EXERCISE REQUIREMENTS :: The records below must be written out exactly, with every picture left behind.
— start of MATERIAL FOR THE TASK —
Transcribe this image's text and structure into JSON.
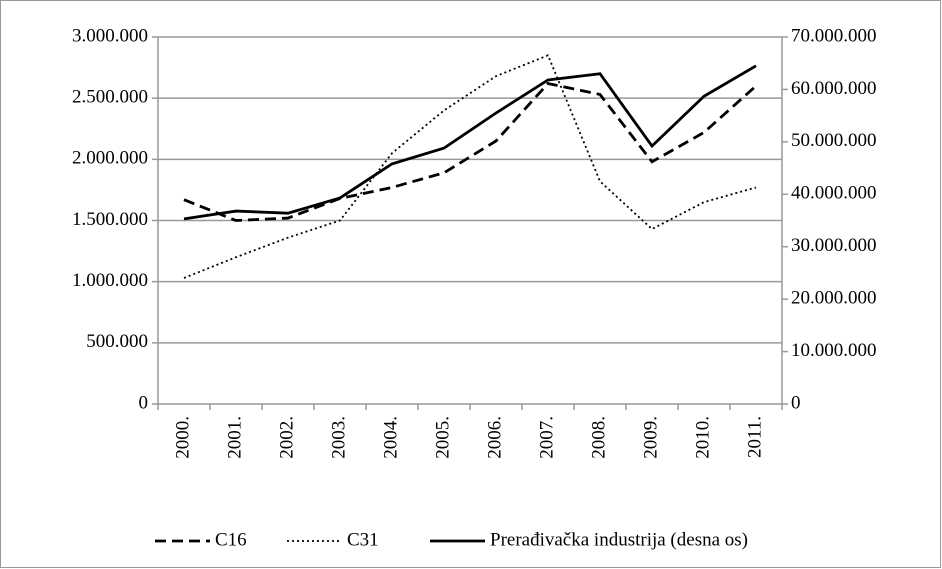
{
  "chart_data": {
    "type": "line",
    "categories": [
      "2000.",
      "2001.",
      "2002.",
      "2003.",
      "2004.",
      "2005.",
      "2006.",
      "2007.",
      "2008.",
      "2009.",
      "2010.",
      "2011."
    ],
    "series": [
      {
        "name": "C16",
        "color": "#000000",
        "dash": "dashed",
        "values": [
          1670000,
          1500000,
          1520000,
          1680000,
          1770000,
          1890000,
          2150000,
          2620000,
          2530000,
          1980000,
          2220000,
          2600000
        ]
      },
      {
        "name": "C31",
        "color": "#000000",
        "dash": "dotted",
        "values": [
          1030000,
          1200000,
          1360000,
          1500000,
          2050000,
          2400000,
          2680000,
          2850000,
          1820000,
          1430000,
          1650000,
          1770000
        ]
      },
      {
        "name": "Prerađivačka industrija (desna os)",
        "color": "#000000",
        "dash": "solid",
        "axis": "y2",
        "values": [
          35300000,
          36800000,
          36400000,
          39300000,
          45800000,
          48800000,
          55500000,
          61800000,
          63000000,
          49200000,
          58700000,
          64500000
        ]
      }
    ],
    "ylim": [
      0,
      3000000
    ],
    "yticks": [
      0,
      {
        "value": 500000,
        "label": "500.000"
      },
      {
        "value": 1000000,
        "label": "1.000.000"
      },
      {
        "value": 1500000,
        "label": "1.500.000"
      },
      {
        "value": 2000000,
        "label": "2.000.000"
      },
      {
        "value": 2500000,
        "label": "2.500.000"
      },
      {
        "value": 3000000,
        "label": "3.000.000"
      }
    ],
    "y2lim": [
      0,
      70000000
    ],
    "y2ticks": [
      0,
      {
        "value": 10000000,
        "label": "10.000.000"
      },
      {
        "value": 20000000,
        "label": "20.000.000"
      },
      {
        "value": 30000000,
        "label": "30.000.000"
      },
      {
        "value": 40000000,
        "label": "40.000.000"
      },
      {
        "value": 50000000,
        "label": "50.000.000"
      },
      {
        "value": 60000000,
        "label": "60.000.000"
      },
      {
        "value": 70000000,
        "label": "70.000.000"
      }
    ],
    "grid": true,
    "legend": "bottom"
  }
}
— end of MATERIAL FOR THE TASK —
THE COMPLETED TASK ::
Transcribe this image's text and structure into JSON.
{
  "chart_data": {
    "type": "line",
    "categories": [
      "2000.",
      "2001.",
      "2002.",
      "2003.",
      "2004.",
      "2005.",
      "2006.",
      "2007.",
      "2008.",
      "2009.",
      "2010.",
      "2011."
    ],
    "series": [
      {
        "name": "C16",
        "color": "#000000",
        "dash": "dashed",
        "values": [
          1670000,
          1500000,
          1520000,
          1680000,
          1770000,
          1890000,
          2150000,
          2620000,
          2530000,
          1980000,
          2220000,
          2600000
        ]
      },
      {
        "name": "C31",
        "color": "#000000",
        "dash": "dotted",
        "values": [
          1030000,
          1200000,
          1360000,
          1500000,
          2050000,
          2400000,
          2680000,
          2850000,
          1820000,
          1430000,
          1650000,
          1770000
        ]
      },
      {
        "name": "Prerađivačka industrija (desna os)",
        "color": "#000000",
        "dash": "solid",
        "axis": "y2",
        "values": [
          35300000,
          36800000,
          36400000,
          39300000,
          45800000,
          48800000,
          55500000,
          61800000,
          63000000,
          49200000,
          58700000,
          64500000
        ]
      }
    ],
    "ylim": [
      0,
      3000000
    ],
    "yticks": [
      0,
      {
        "value": 500000,
        "label": "500.000"
      },
      {
        "value": 1000000,
        "label": "1.000.000"
      },
      {
        "value": 1500000,
        "label": "1.500.000"
      },
      {
        "value": 2000000,
        "label": "2.000.000"
      },
      {
        "value": 2500000,
        "label": "2.500.000"
      },
      {
        "value": 3000000,
        "label": "3.000.000"
      }
    ],
    "y2lim": [
      0,
      70000000
    ],
    "y2ticks": [
      0,
      {
        "value": 10000000,
        "label": "10.000.000"
      },
      {
        "value": 20000000,
        "label": "20.000.000"
      },
      {
        "value": 30000000,
        "label": "30.000.000"
      },
      {
        "value": 40000000,
        "label": "40.000.000"
      },
      {
        "value": 50000000,
        "label": "50.000.000"
      },
      {
        "value": 60000000,
        "label": "60.000.000"
      },
      {
        "value": 70000000,
        "label": "70.000.000"
      }
    ],
    "grid": true,
    "legend": "bottom"
  }
}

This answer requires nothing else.